The records →
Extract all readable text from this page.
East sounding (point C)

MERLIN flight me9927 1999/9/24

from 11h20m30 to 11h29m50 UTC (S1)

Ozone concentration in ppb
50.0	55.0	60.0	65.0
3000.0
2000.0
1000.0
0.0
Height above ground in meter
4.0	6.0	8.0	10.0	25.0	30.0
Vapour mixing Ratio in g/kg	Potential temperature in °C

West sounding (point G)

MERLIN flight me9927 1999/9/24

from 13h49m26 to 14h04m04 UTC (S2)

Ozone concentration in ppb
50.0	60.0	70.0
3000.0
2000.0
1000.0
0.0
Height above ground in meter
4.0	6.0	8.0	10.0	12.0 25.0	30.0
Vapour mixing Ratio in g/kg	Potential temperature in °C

Goal →
Return each line of the records above exactly as it reads.

Finished task →
Extract all readable text from this page.
East sounding (point C)

MERLIN flight me9927 1999/9/24

from 11h20m30 to 11h29m50 UTC (S1)

Ozone concentration in ppb
50.0	55.0	60.0	65.0
3000.0
2000.0
1000.0
0.0
Height above ground in meter
4.0	6.0	8.0	10.0	25.0	30.0
Vapour mixing Ratio in g/kg	Potential temperature in °C

West sounding (point G)

MERLIN flight me9927 1999/9/24

from 13h49m26 to 14h04m04 UTC (S2)

Ozone concentration in ppb
50.0	60.0	70.0
3000.0
2000.0
1000.0
0.0
Height above ground in meter
4.0	6.0	8.0	10.0	12.0 25.0	30.0
Vapour mixing Ratio in g/kg	Potential temperature in °C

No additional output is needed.